§ SHORT EXERCISE: Locate each line containing the string "JSON" and copy it out.

-- -- --

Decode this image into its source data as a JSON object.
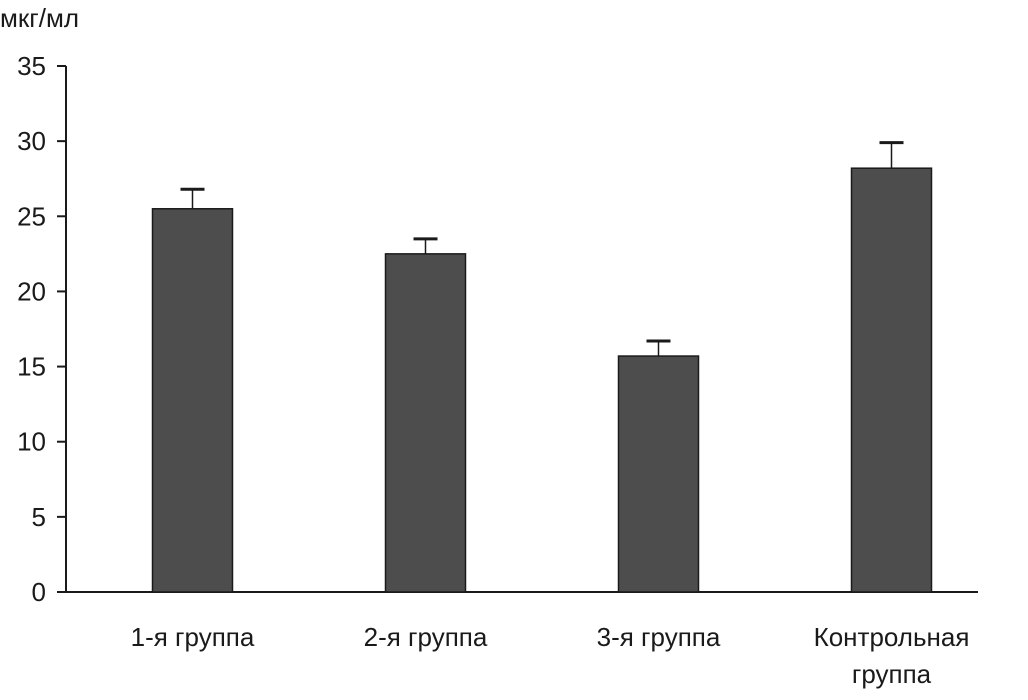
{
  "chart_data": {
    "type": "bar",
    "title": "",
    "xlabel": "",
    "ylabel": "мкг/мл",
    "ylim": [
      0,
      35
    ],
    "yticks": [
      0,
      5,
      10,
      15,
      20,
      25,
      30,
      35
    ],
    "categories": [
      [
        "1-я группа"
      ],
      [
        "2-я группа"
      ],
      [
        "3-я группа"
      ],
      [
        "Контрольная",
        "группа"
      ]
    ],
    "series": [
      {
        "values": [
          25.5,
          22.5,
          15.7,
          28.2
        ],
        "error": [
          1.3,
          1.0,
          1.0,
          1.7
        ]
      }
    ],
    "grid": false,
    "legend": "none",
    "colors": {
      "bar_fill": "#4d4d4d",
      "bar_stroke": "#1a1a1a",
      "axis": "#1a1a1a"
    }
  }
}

-- -- --

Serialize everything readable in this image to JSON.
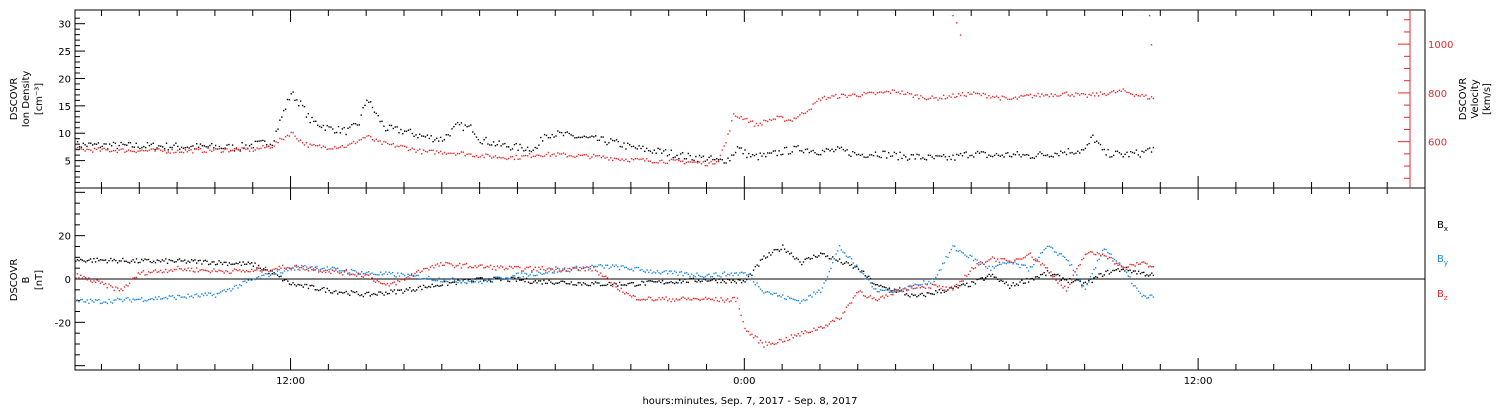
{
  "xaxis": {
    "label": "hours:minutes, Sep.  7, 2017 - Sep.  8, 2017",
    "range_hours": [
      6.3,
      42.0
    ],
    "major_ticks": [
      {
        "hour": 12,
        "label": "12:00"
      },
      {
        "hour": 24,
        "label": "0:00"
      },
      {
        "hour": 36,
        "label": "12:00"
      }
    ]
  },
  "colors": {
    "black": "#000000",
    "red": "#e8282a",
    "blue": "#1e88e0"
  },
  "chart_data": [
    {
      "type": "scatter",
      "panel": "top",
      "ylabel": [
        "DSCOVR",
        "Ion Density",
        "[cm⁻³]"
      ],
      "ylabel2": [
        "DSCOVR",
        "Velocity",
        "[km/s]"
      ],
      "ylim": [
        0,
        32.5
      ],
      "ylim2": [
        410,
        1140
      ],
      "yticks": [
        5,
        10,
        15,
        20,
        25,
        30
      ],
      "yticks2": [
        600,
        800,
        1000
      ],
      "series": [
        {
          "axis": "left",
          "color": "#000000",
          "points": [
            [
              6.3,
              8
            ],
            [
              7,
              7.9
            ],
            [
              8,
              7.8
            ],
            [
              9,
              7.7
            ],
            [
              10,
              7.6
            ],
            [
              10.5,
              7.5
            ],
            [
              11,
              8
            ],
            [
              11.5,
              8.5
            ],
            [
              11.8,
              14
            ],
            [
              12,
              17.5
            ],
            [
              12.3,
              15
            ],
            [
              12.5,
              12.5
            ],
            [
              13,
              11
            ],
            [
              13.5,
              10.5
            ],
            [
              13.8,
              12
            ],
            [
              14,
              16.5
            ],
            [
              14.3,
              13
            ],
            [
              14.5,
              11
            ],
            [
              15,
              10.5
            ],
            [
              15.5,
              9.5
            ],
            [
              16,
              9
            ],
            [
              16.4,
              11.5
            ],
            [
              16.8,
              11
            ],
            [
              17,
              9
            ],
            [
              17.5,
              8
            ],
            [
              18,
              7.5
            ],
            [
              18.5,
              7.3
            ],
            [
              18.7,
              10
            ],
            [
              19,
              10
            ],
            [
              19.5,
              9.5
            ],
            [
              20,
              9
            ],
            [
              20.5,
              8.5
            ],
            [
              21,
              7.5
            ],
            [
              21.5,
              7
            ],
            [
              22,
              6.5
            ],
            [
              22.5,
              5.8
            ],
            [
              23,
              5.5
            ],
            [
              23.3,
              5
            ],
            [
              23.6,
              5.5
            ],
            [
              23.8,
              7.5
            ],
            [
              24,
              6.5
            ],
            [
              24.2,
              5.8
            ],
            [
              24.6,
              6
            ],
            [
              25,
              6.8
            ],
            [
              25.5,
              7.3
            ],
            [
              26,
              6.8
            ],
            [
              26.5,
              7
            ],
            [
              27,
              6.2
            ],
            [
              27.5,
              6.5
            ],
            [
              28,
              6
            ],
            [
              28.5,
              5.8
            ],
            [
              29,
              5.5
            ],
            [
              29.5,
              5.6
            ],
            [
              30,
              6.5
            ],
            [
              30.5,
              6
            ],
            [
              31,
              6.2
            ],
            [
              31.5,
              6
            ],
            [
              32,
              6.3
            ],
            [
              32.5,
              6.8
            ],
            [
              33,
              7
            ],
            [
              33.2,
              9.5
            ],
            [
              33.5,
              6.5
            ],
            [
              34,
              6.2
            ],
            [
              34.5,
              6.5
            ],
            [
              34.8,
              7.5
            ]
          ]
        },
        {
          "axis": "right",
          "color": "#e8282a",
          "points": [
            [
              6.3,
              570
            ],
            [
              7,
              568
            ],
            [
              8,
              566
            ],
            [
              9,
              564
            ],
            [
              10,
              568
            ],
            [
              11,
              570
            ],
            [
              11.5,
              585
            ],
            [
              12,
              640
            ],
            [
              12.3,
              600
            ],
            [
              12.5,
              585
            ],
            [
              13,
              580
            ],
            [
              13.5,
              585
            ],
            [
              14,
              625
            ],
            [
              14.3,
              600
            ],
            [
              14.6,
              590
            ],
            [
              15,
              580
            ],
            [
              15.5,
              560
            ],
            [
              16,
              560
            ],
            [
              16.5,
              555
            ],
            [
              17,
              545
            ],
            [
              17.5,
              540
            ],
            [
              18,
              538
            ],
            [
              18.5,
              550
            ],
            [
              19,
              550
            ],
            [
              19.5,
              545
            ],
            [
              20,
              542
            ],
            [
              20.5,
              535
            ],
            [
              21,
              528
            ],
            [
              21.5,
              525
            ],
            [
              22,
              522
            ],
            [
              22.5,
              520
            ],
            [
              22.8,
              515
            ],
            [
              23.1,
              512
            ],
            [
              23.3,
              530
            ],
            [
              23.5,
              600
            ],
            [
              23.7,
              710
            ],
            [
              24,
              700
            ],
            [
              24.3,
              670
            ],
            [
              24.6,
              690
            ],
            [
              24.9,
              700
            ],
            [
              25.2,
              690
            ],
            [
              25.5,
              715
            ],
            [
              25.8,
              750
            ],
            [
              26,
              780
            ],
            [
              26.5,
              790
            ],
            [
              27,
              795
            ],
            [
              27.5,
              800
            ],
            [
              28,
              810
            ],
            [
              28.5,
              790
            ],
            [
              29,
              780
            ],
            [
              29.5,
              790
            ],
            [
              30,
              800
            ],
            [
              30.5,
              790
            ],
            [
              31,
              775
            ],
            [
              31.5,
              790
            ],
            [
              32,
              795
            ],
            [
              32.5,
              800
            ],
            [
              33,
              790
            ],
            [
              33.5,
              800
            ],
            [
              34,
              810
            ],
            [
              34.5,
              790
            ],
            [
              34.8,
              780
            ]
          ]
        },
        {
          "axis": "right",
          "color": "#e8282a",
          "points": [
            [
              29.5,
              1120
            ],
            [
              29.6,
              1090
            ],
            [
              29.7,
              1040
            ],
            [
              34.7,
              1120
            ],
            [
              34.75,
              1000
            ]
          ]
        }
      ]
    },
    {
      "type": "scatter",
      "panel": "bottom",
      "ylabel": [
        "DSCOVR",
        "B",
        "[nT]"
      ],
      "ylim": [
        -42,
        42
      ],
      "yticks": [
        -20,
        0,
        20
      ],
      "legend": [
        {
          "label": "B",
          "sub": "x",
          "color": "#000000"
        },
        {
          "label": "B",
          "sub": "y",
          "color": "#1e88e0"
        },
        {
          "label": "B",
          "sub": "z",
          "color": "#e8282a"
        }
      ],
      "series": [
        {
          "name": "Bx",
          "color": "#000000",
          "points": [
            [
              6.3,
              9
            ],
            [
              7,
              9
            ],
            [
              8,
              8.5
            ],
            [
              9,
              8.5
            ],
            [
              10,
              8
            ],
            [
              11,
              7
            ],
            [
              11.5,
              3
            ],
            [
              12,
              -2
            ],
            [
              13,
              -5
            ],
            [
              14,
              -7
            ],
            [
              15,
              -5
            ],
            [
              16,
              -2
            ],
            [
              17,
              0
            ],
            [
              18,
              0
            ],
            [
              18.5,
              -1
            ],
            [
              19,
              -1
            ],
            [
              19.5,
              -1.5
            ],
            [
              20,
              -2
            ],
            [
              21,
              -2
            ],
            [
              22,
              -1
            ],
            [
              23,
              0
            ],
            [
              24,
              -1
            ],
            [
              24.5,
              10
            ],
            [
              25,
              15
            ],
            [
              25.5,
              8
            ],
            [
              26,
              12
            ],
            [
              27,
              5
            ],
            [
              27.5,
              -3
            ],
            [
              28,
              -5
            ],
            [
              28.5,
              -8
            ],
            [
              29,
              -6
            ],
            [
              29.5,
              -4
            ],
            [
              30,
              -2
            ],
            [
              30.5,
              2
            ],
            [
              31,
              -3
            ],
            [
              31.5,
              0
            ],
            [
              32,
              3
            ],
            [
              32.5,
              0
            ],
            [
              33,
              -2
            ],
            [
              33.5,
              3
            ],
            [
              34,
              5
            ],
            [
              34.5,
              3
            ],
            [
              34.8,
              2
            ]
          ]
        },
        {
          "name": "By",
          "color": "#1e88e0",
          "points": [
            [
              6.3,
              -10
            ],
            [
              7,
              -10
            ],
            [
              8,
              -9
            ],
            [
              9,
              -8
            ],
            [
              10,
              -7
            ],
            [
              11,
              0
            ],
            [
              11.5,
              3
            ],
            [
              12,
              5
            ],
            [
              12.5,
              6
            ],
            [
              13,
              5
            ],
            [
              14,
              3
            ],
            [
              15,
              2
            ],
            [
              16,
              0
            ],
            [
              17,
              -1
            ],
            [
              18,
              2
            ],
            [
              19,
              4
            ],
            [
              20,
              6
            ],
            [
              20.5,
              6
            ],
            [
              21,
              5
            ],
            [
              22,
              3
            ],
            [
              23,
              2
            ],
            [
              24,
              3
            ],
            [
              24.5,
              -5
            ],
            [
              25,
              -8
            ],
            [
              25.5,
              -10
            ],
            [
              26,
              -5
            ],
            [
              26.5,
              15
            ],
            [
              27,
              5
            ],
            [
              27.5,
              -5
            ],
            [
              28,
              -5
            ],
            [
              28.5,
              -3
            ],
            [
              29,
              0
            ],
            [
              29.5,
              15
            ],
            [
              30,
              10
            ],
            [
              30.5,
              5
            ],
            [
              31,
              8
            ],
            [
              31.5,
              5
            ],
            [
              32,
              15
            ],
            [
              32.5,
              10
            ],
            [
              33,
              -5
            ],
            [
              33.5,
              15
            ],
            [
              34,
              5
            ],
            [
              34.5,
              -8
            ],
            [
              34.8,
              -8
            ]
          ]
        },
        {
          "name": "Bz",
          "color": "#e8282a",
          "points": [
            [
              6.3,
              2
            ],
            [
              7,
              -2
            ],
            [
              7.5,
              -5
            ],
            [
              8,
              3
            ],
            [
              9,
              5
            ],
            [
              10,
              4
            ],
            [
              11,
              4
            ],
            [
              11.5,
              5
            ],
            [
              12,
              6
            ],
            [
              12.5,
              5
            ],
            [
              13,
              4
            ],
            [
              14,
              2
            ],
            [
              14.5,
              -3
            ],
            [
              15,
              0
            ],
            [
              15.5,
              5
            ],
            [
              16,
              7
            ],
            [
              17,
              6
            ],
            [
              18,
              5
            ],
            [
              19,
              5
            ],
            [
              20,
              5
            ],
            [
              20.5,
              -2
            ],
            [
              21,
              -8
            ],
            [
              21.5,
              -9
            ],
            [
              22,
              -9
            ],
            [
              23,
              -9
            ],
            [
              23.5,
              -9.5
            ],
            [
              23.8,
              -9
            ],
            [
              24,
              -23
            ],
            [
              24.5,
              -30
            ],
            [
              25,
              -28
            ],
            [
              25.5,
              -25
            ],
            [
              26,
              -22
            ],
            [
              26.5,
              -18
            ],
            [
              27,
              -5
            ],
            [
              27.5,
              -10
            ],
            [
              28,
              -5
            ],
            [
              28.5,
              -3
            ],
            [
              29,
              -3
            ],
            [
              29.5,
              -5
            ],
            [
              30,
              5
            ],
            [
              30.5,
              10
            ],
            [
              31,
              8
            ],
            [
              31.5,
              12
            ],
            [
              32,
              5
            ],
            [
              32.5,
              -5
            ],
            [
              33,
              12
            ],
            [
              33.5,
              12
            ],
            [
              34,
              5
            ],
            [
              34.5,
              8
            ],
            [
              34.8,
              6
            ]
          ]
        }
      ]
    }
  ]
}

-- -- --

§ FULL RESPONSE:
Decode this image into its source data as a JSON object.
Serialize everything readable in this image to JSON.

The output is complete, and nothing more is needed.